Text block =
CCPA Update: Hang Tight, More Changes Afloat
The California Consumer Privacy Act (CCPA) is the landmark privacy law in the US that formally went into effect January 1, 2020, and provides California residents with rights regarding the collection, use, and sharing of their personal information. The California Attorney General published Initial Proposed Regulations on October 11, 2019, to implement the requirements of the CCPA.
After receiving comments to the Initial Proposed Regulations, the Attorney General came forward with updated “Modified Proposed Regulations” on February 7 and 10 (February Proposed Regulations) of this year. After receiving another round of about 100 comments in response to the February updates, the Attorney General released updates again in the “Second Set of Modified Regulations,” released March 11, 2020 (March Proposed Regulations). The final regulations from the Attorney General are expected before enforcement begins July 2020 (Final Regulations). All versions of the Proposed Regulations along with helpful redlines can be found on the Attorney General’s website here.
What Has Changed?
The major rights and requirements from the Initial and February Proposed Regulations remain in place. Though not comprehensive, below are the more significant updates to note. The overview of the updates is grouped together by topic headings.
Financial Incentive Programs
Updated definitions of “financial incentive” and “price or service difference”: Both the terms “financial incentive” and “price or service difference” have updated definitions that replace “disclosure, deletion, or sale” of personal information with the “collection, retention, or sale” of personal information. This means that if a business offers a program, benefit, or other offerings related to the collection, retention, or sale of consumers’ personal information, notice and disclosures about the price or service difference must be provided. This affects a larger scope of businesses than the previous definition. For example, many websites will offer 10% off when consumers submit their emails and sign up for subscription lists. Those businesses will now have to offer notice of financial incentives.
Updated value calculation for notice of financial incentive: When calculating the value of data for disclosure in a notice of financial incentive, businesses may consider the value of all natural persons in the United States, and not just the value to the business of California resident data.
Opt-Out Button
Opt-out button is gone: The opt-out of sales icon released in the February Proposed Regulations has gone, poof! It was a short-lived, one-month suggestion from the Attorney General. Although the opt-out button is deleted, for now, a future version is still likely to appear in the final regulations given that the CCPA text requires the Attorney General to develop a recognizable and uniform opt-out of sale logo or button.
Notice At Collection
Fewer notice requirements for service providers: Businesses that do not directly interact with consumers have one less requirement with which to comply. The March Proposed Regulations remove the requirement to provide notice at collection for those businesses that (i) do not collect personal information directly from a consumer and (ii) do not sell the consumer’s personal information. The business should still provide a privacy policy on its homepage.
Employment notice: The March Proposed Regulations clarify that a notice provided for collection of employment-related information does not need to provide a link to the business’s general privacy policy.

Excerpted data =

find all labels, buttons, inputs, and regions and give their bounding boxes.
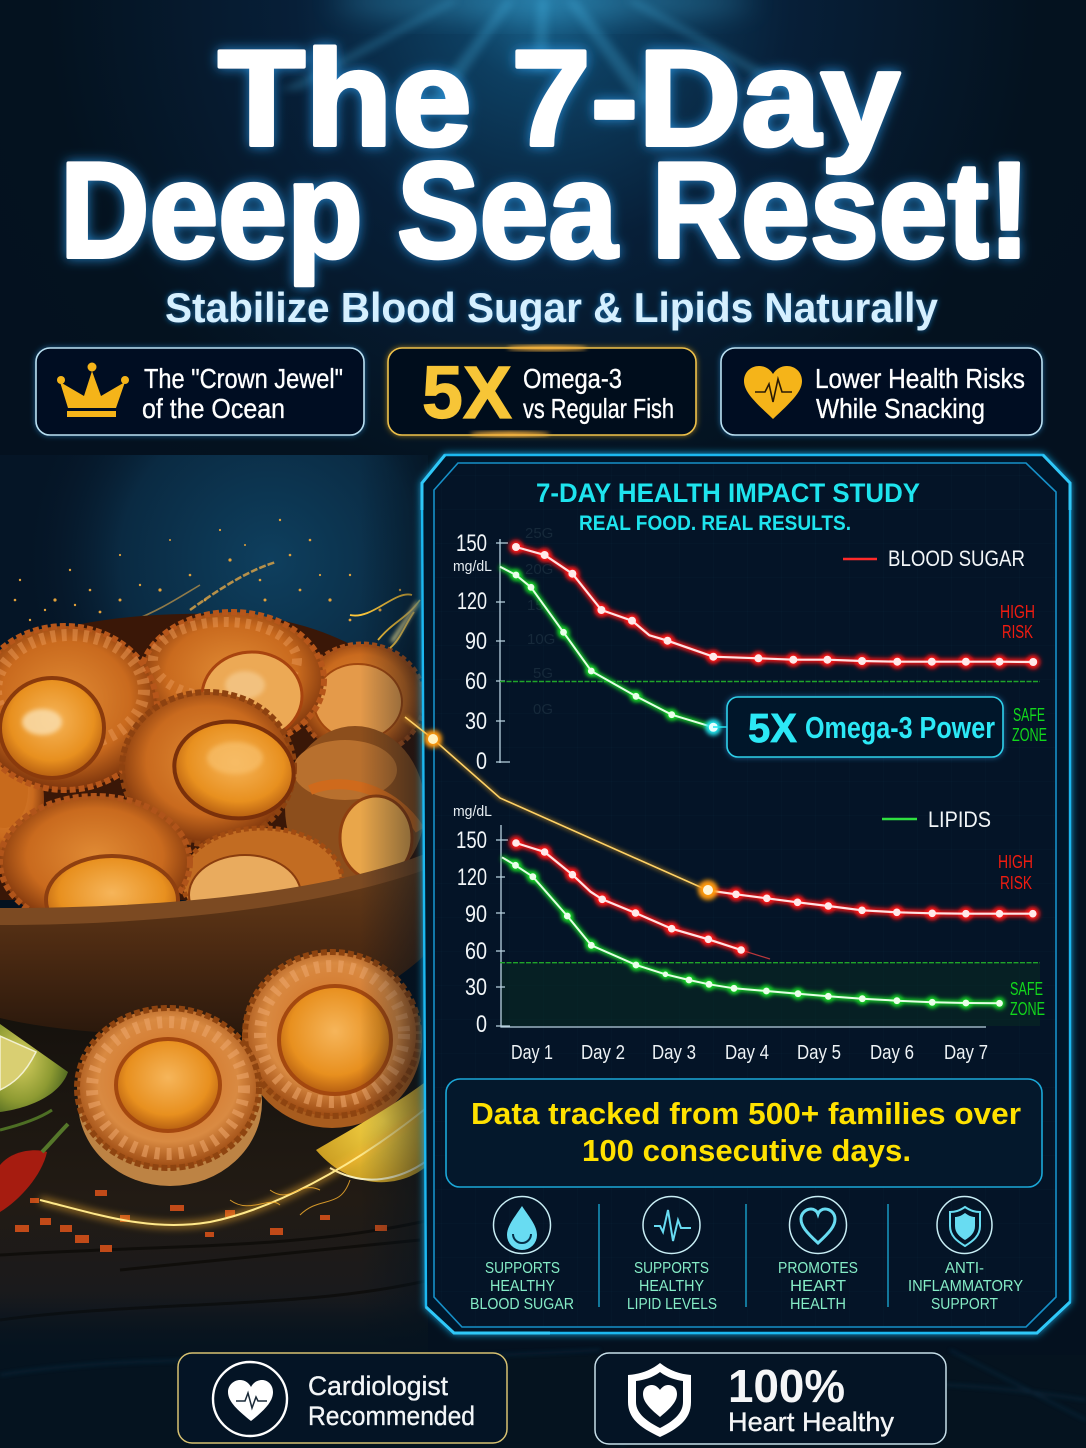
benefit: blood sugar: BLOOD SUGAR xyxy=(470,1296,574,1313)
scallop: right xyxy=(285,726,425,890)
line: blood sugar red xyxy=(509,540,1040,669)
legend: lipids: LIPIDS xyxy=(928,807,991,832)
benefit: heart health xyxy=(778,1196,858,1313)
lime wedge xyxy=(0,1024,68,1112)
day labels: Day 2 xyxy=(581,1042,625,1064)
badge: cardiologist recommended xyxy=(178,1353,507,1443)
badge: lower health risks xyxy=(721,348,1042,435)
text: cardiologist recommended: Recommended xyxy=(308,1401,475,1431)
callout: 5X omega-3 power: Omega-3 Power xyxy=(805,710,995,745)
benefit: blood sugar xyxy=(470,1196,574,1313)
text: cardiologist recommended: Cardiologist xyxy=(308,1371,448,1401)
callout: data tracked xyxy=(446,1079,1042,1187)
line: lipids upper red xyxy=(708,887,1040,921)
chart: lipids: 90 xyxy=(465,901,487,928)
scallop: loose left xyxy=(77,1008,262,1186)
text: 100%: 100% xyxy=(728,1360,845,1412)
label: high risk: HIGH xyxy=(1000,602,1035,622)
chart heading xyxy=(536,478,920,535)
callout: 5X omega-3 power xyxy=(713,697,1003,757)
title xyxy=(60,22,1030,286)
icon: heart in circle xyxy=(213,1362,287,1436)
day labels: Day 1 xyxy=(511,1042,553,1064)
chart: blood sugar: 20G xyxy=(525,561,553,578)
text: omega-3: Omega-3 xyxy=(523,363,622,394)
panel: seafood photo xyxy=(0,450,430,1360)
badge: 5X omega-3 xyxy=(388,346,696,436)
badge: crown jewel xyxy=(36,348,364,435)
lemon wedge xyxy=(316,1080,428,1182)
text: crown jewel: The "Crown Jewel" xyxy=(144,363,343,394)
benefit: lipid levels xyxy=(627,1196,717,1313)
chart: lipids: 60 xyxy=(465,938,487,965)
chilli flakes xyxy=(15,1190,387,1252)
chart: blood sugar: 60 xyxy=(465,668,487,695)
day labels: Day 4 xyxy=(725,1042,769,1064)
subtitle: Stabilize Blood Sugar & Lipids Naturally xyxy=(165,284,939,331)
scallop: centre xyxy=(122,692,301,844)
benefit: blood sugar: SUPPORTS xyxy=(485,1260,560,1277)
chart: lipids: 120 xyxy=(457,864,487,891)
benefit: heart health: HEALTH xyxy=(790,1296,846,1313)
chart: lipids: 30 xyxy=(465,974,487,1001)
day labels xyxy=(511,1042,988,1064)
chart: blood sugar: 25G xyxy=(525,525,553,542)
text: 5X: 5X xyxy=(422,351,512,434)
label: high risk: RISK xyxy=(1002,622,1033,642)
benefit: lipid levels: SUPPORTS xyxy=(634,1260,709,1277)
line: lipids green xyxy=(502,857,1006,1009)
chart: blood sugar: 10G xyxy=(527,631,555,648)
benefit: anti-inflammatory xyxy=(908,1196,1023,1313)
dividers xyxy=(599,1204,888,1307)
label: high risk lower xyxy=(998,852,1033,893)
scallop: top right xyxy=(306,642,422,746)
benefit: anti-inflammatory: SUPPORT xyxy=(931,1296,998,1313)
chart: lipids xyxy=(453,804,1045,1064)
icon: shield heart xyxy=(628,1363,691,1437)
day labels: Day 5 xyxy=(797,1042,841,1064)
day labels: Day 7 xyxy=(944,1042,988,1064)
chart heading: 7-DAY HEALTH IMPACT STUDY xyxy=(536,478,920,508)
label: safe zone lower xyxy=(1010,979,1045,1019)
scallop: lower right xyxy=(182,826,344,901)
scallop: loose right xyxy=(242,952,422,1128)
benefit: anti-inflammatory: INFLAMMATORY xyxy=(908,1278,1023,1295)
gold sparks xyxy=(14,519,401,622)
scallop: top middle xyxy=(140,612,324,748)
benefit: lipid levels: HEALTHY xyxy=(639,1278,704,1295)
chart: blood sugar: 5G xyxy=(533,665,553,682)
callout: data tracked: Data tracked from 500+ families over xyxy=(471,1097,1021,1131)
chart: blood sugar: 90 xyxy=(465,628,487,655)
benefit: heart health: PROMOTES xyxy=(778,1260,858,1277)
chart: blood sugar: 150 xyxy=(456,530,487,557)
chart: blood sugar: 15 xyxy=(527,597,544,614)
wooden table xyxy=(0,1010,424,1322)
chart: blood sugar: 0 xyxy=(476,748,487,775)
chart: blood sugar: 30 xyxy=(465,708,487,735)
label: safe zone lower: ZONE xyxy=(1010,999,1045,1019)
chart heading: REAL FOOD. REAL RESULTS. xyxy=(579,512,851,535)
chart: blood sugar: mg/dL xyxy=(453,559,492,575)
callout: 5X omega-3 power: 5X xyxy=(748,705,797,751)
benefit: heart health: HEART xyxy=(790,1278,846,1295)
panel: health impact study xyxy=(422,455,1070,1333)
legend: lipids xyxy=(882,807,991,832)
chart: lipids: 150 xyxy=(456,827,487,854)
text: crown jewel xyxy=(142,363,343,424)
label: high risk lower: HIGH xyxy=(998,852,1033,872)
label: safe zone: SAFE xyxy=(1013,705,1045,725)
scallop: top left xyxy=(0,626,157,790)
label: high risk lower: RISK xyxy=(1000,873,1032,893)
scallop shadows xyxy=(0,614,430,900)
label: high risk xyxy=(1000,602,1035,642)
label: safe zone lower: SAFE xyxy=(1010,979,1043,999)
day labels: Day 6 xyxy=(870,1042,914,1064)
title: The 7-Day xyxy=(218,22,900,174)
chart: lipids: 0 xyxy=(476,1011,487,1038)
legend: blood sugar: BLOOD SUGAR xyxy=(888,546,1025,571)
day labels: Day 3 xyxy=(652,1042,696,1064)
text: omega-3 xyxy=(523,363,674,424)
benefit: lipid levels: LIPID LEVELS xyxy=(627,1296,717,1313)
chillies xyxy=(0,1110,68,1212)
label: safe zone xyxy=(1012,705,1047,745)
badge: 100% heart healthy xyxy=(595,1353,946,1444)
chart: blood sugar: 0G xyxy=(533,701,553,718)
connector: gold line from scallops to chart xyxy=(405,717,718,900)
text: lower health risks xyxy=(815,363,1025,424)
text: cardiologist recommended xyxy=(308,1371,475,1431)
text: lower health risks: While Snacking xyxy=(816,393,985,424)
bowl body xyxy=(0,860,430,1035)
text: omega-3: vs Regular Fish xyxy=(523,393,674,424)
text: lower health risks: Lower Health Risks xyxy=(815,363,1025,394)
text: heart healthy: Heart Healthy xyxy=(728,1407,895,1437)
chart: lipids: mg/dL xyxy=(453,804,492,820)
chart: blood sugar: 120 xyxy=(457,588,487,615)
chart: blood sugar xyxy=(453,525,1047,775)
lightning streaks xyxy=(40,594,430,1225)
icon: gold heart xyxy=(744,366,802,419)
label: safe zone: ZONE xyxy=(1012,725,1047,745)
scallop: far left xyxy=(0,766,44,859)
line: lipids lower red xyxy=(509,836,770,959)
callout: data tracked: 100 consecutive days. xyxy=(582,1134,911,1168)
benefit: blood sugar: HEALTHY xyxy=(490,1278,555,1295)
scallop: lower left xyxy=(0,793,193,908)
icon: crown xyxy=(57,362,129,417)
line: blood sugar green xyxy=(500,567,721,735)
benefit: anti-inflammatory: ANTI- xyxy=(945,1260,984,1277)
text: crown jewel: of the Ocean xyxy=(142,393,285,424)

Tasks for this exercise =
**A)** Quote the rows word for word, starting at the line that has "benefit: blood sugar: BLOOD" and stopping after the line that has "day labels: Day 2 xyxy=(581,1042,625,1064)".
**B)** Extend the CCPA update article past its final sentence.

Results in order =
**A)**
benefit: blood sugar: BLOOD SUGAR xyxy=(470,1296,574,1313)
scallop: right xyxy=(285,726,425,890)
line: blood sugar red xyxy=(509,540,1040,669)
legend: lipids: LIPIDS xyxy=(928,807,991,832)
benefit: heart health xyxy=(778,1196,858,1313)
lime wedge xyxy=(0,1024,68,1112)
day labels: Day 2 xyxy=(581,1042,625,1064)

**B)**
Privacy Policy Content
Source information needed: A business does need to provide information about categories of sources from where the business collects personal information. Some businesses may have been looking forward to slightly shorter privacy policies from not having to disclose the sources of personal information, but the March Proposed Regulations put the requirement for source categories back in place. Now, information about sources of personal information must be provided in privacy policies in a way that provides “meaningful understanding.”
Purpose information also needed: Related but less exciting, the March Proposed Regulations revisions also clarify that the business or commercial purpose must be described in a way that provides “meaningful understanding” as well.
Explain opt-in for sale of personal information of minors under 16: If a business has actual knowledge that it sells the personal information of minors under 16 years old, the business needs to provide a description of the process for opting-in to sale of personal information and the process for opting-out at a later date in the privacy policy.
Sensitive Personal Information
Tell the data subject if the sensitive personal information exists and what it is: In response to a Right to Know request, a business needs to tell data subjects if sensitive personal information exists in their records, even if the business doesn’t give the data subject a copy of the data itself. For example, if a business collects social security numbers, it must respond to a Right to Know request with sufficient particularity that a social security number is collected, without providing the exact number.
Right to Delete Triggers Offer to Opt-Out, Sometimes
If a Request to Delete is denied, ask data subjects if they want to submit a Request to Opt-out: The Proposed Regulations have consistently attempted to have the Right to Opt-Out of Sale accompany any Requests to Delete. The March Proposed Regulations include a common-sense tweak. For businesses that (i) sell personal information and (ii) deny a consumer’s Request to Delete, the business is required to ask the consumer if they would like to submit a Request to Opt-Out of Sale.
Authorized Agents
Authorized agents get additional help: The March Proposed Regulations make the verification process easier for authorized agents in two ways.
- First, the verification process needs to remain free, and businesses can’t make agents pay to verify their identity.
- Second, consumers can direct authorized agents to act on their behalf through signed (either physically or electronically) permission. The March Proposed Regulations delete the requirement of “written” permissions and require just “signed” permissions. This makes it clear that authorized agents can receive permission in an electronic format, as “written” had previously suggested that hardcopy, written permissions would be required.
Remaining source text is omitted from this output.